§ **Exercise input**:
::::::::::

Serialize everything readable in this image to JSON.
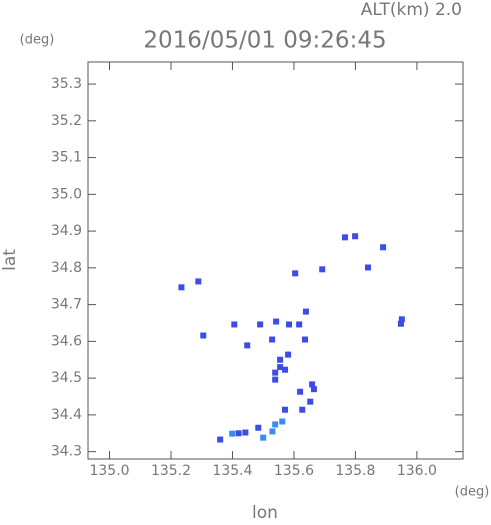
{
  "chart_data": {
    "type": "scatter",
    "title": "2016/05/01 09:26:45",
    "subtitle": "ALT(km) 2.0",
    "x_label": "lon",
    "y_label": "lat",
    "x_unit": "(deg)",
    "y_unit": "(deg)",
    "xlim": [
      134.93,
      136.15
    ],
    "ylim": [
      34.28,
      35.36
    ],
    "xticks": [
      {
        "value": 135.0,
        "label": "135.0"
      },
      135.2,
      135.4,
      135.6,
      135.8,
      {
        "value": 136.0,
        "label": "136.0"
      }
    ],
    "yticks": [
      34.3,
      34.4,
      34.5,
      34.6,
      34.7,
      34.8,
      34.9,
      {
        "value": 35.0,
        "label": "35.0"
      },
      35.1,
      35.2,
      35.3
    ],
    "series": [
      {
        "color": "#3c4ce6",
        "x": [
          135.234,
          135.289,
          135.305,
          135.766,
          135.799,
          135.89,
          135.841,
          135.951,
          135.948,
          135.604,
          135.692,
          135.406,
          135.49,
          135.542,
          135.584,
          135.617,
          135.639,
          135.448,
          135.529,
          135.636,
          135.555,
          135.581,
          135.539,
          135.571,
          135.539,
          135.555,
          135.62,
          135.659,
          135.665,
          135.653,
          135.627,
          135.571,
          135.484,
          135.442,
          135.42,
          135.36
        ],
        "y": [
          34.747,
          34.763,
          34.616,
          34.883,
          34.886,
          34.856,
          34.801,
          34.66,
          34.648,
          34.785,
          34.796,
          34.646,
          34.646,
          34.654,
          34.646,
          34.646,
          34.681,
          34.589,
          34.605,
          34.605,
          34.55,
          34.564,
          34.515,
          34.523,
          34.496,
          34.53,
          34.463,
          34.483,
          34.47,
          34.436,
          34.414,
          34.414,
          34.365,
          34.352,
          34.35,
          34.333
        ]
      },
      {
        "color": "#3c8cf0",
        "x": [
          135.562,
          135.539,
          135.399,
          135.5,
          135.53
        ],
        "y": [
          34.382,
          34.374,
          34.349,
          34.338,
          34.355
        ]
      }
    ]
  }
}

::::::::::

§ **What you will do**:
Quote every record above exactly, leaving out the pictures.

§ **Exercise solution**:
Serialize everything readable in this image to JSON.
{
  "chart_data": {
    "type": "scatter",
    "title": "2016/05/01 09:26:45",
    "subtitle": "ALT(km) 2.0",
    "x_label": "lon",
    "y_label": "lat",
    "x_unit": "(deg)",
    "y_unit": "(deg)",
    "xlim": [
      134.93,
      136.15
    ],
    "ylim": [
      34.28,
      35.36
    ],
    "xticks": [
      {
        "value": 135.0,
        "label": "135.0"
      },
      135.2,
      135.4,
      135.6,
      135.8,
      {
        "value": 136.0,
        "label": "136.0"
      }
    ],
    "yticks": [
      34.3,
      34.4,
      34.5,
      34.6,
      34.7,
      34.8,
      34.9,
      {
        "value": 35.0,
        "label": "35.0"
      },
      35.1,
      35.2,
      35.3
    ],
    "series": [
      {
        "color": "#3c4ce6",
        "x": [
          135.234,
          135.289,
          135.305,
          135.766,
          135.799,
          135.89,
          135.841,
          135.951,
          135.948,
          135.604,
          135.692,
          135.406,
          135.49,
          135.542,
          135.584,
          135.617,
          135.639,
          135.448,
          135.529,
          135.636,
          135.555,
          135.581,
          135.539,
          135.571,
          135.539,
          135.555,
          135.62,
          135.659,
          135.665,
          135.653,
          135.627,
          135.571,
          135.484,
          135.442,
          135.42,
          135.36
        ],
        "y": [
          34.747,
          34.763,
          34.616,
          34.883,
          34.886,
          34.856,
          34.801,
          34.66,
          34.648,
          34.785,
          34.796,
          34.646,
          34.646,
          34.654,
          34.646,
          34.646,
          34.681,
          34.589,
          34.605,
          34.605,
          34.55,
          34.564,
          34.515,
          34.523,
          34.496,
          34.53,
          34.463,
          34.483,
          34.47,
          34.436,
          34.414,
          34.414,
          34.365,
          34.352,
          34.35,
          34.333
        ]
      },
      {
        "color": "#3c8cf0",
        "x": [
          135.562,
          135.539,
          135.399,
          135.5,
          135.53
        ],
        "y": [
          34.382,
          34.374,
          34.349,
          34.338,
          34.355
        ]
      }
    ]
  }
}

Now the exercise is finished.